▶

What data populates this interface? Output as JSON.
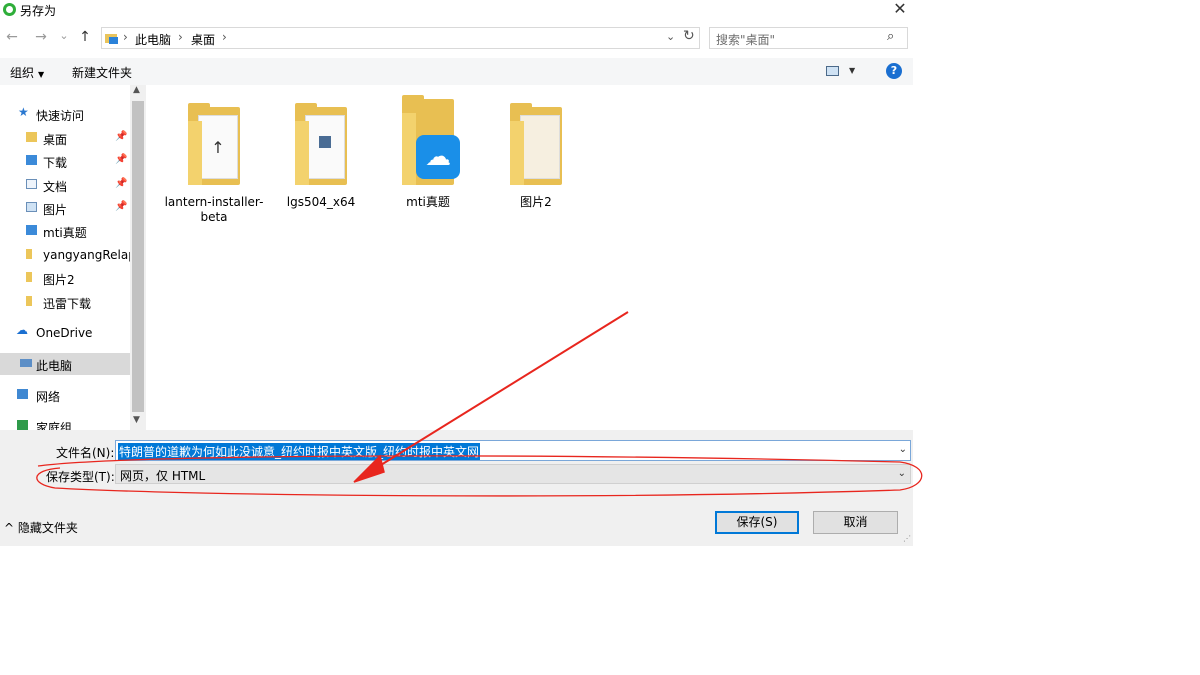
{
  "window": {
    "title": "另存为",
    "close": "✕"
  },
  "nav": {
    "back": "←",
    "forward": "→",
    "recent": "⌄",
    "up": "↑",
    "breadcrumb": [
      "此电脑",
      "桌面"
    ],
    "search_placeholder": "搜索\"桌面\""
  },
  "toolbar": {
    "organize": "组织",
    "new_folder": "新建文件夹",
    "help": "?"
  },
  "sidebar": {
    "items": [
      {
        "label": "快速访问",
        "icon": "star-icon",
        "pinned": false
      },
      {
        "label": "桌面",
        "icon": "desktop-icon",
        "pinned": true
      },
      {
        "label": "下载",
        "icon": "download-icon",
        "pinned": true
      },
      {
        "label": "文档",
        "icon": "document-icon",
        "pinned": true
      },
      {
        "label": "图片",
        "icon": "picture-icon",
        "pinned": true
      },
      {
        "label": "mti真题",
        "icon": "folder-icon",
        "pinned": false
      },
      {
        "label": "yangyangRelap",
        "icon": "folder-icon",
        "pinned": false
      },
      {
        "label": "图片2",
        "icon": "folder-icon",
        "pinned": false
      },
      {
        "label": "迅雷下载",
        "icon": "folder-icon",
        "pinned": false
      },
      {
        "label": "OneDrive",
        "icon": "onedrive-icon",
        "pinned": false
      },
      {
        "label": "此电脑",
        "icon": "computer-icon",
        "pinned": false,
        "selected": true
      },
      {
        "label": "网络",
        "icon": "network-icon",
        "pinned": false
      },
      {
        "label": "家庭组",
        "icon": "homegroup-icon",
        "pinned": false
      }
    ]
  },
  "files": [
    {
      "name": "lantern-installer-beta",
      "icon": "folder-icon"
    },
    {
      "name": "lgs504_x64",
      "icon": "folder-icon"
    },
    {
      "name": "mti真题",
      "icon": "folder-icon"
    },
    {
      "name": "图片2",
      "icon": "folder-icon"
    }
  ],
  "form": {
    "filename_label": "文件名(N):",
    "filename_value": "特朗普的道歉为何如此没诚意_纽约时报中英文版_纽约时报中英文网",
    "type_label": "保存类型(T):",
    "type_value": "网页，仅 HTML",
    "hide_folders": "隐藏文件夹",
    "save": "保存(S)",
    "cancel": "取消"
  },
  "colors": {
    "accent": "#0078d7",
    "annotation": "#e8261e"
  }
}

◀

→ **THE PROBLEM**:
Repeat all of the entries word for word, but omit the pictures.

→ **WRITTEN REPLY**:
What data populates this interface? Output as JSON.
{
  "window": {
    "title": "另存为",
    "close": "✕"
  },
  "nav": {
    "back": "←",
    "forward": "→",
    "recent": "⌄",
    "up": "↑",
    "breadcrumb": [
      "此电脑",
      "桌面"
    ],
    "search_placeholder": "搜索\"桌面\""
  },
  "toolbar": {
    "organize": "组织",
    "new_folder": "新建文件夹",
    "help": "?"
  },
  "sidebar": {
    "items": [
      {
        "label": "快速访问",
        "icon": "star-icon",
        "pinned": false
      },
      {
        "label": "桌面",
        "icon": "desktop-icon",
        "pinned": true
      },
      {
        "label": "下载",
        "icon": "download-icon",
        "pinned": true
      },
      {
        "label": "文档",
        "icon": "document-icon",
        "pinned": true
      },
      {
        "label": "图片",
        "icon": "picture-icon",
        "pinned": true
      },
      {
        "label": "mti真题",
        "icon": "folder-icon",
        "pinned": false
      },
      {
        "label": "yangyangRelap",
        "icon": "folder-icon",
        "pinned": false
      },
      {
        "label": "图片2",
        "icon": "folder-icon",
        "pinned": false
      },
      {
        "label": "迅雷下载",
        "icon": "folder-icon",
        "pinned": false
      },
      {
        "label": "OneDrive",
        "icon": "onedrive-icon",
        "pinned": false
      },
      {
        "label": "此电脑",
        "icon": "computer-icon",
        "pinned": false,
        "selected": true
      },
      {
        "label": "网络",
        "icon": "network-icon",
        "pinned": false
      },
      {
        "label": "家庭组",
        "icon": "homegroup-icon",
        "pinned": false
      }
    ]
  },
  "files": [
    {
      "name": "lantern-installer-beta",
      "icon": "folder-icon"
    },
    {
      "name": "lgs504_x64",
      "icon": "folder-icon"
    },
    {
      "name": "mti真题",
      "icon": "folder-icon"
    },
    {
      "name": "图片2",
      "icon": "folder-icon"
    }
  ],
  "form": {
    "filename_label": "文件名(N):",
    "filename_value": "特朗普的道歉为何如此没诚意_纽约时报中英文版_纽约时报中英文网",
    "type_label": "保存类型(T):",
    "type_value": "网页，仅 HTML",
    "hide_folders": "隐藏文件夹",
    "save": "保存(S)",
    "cancel": "取消"
  },
  "colors": {
    "accent": "#0078d7",
    "annotation": "#e8261e"
  }
}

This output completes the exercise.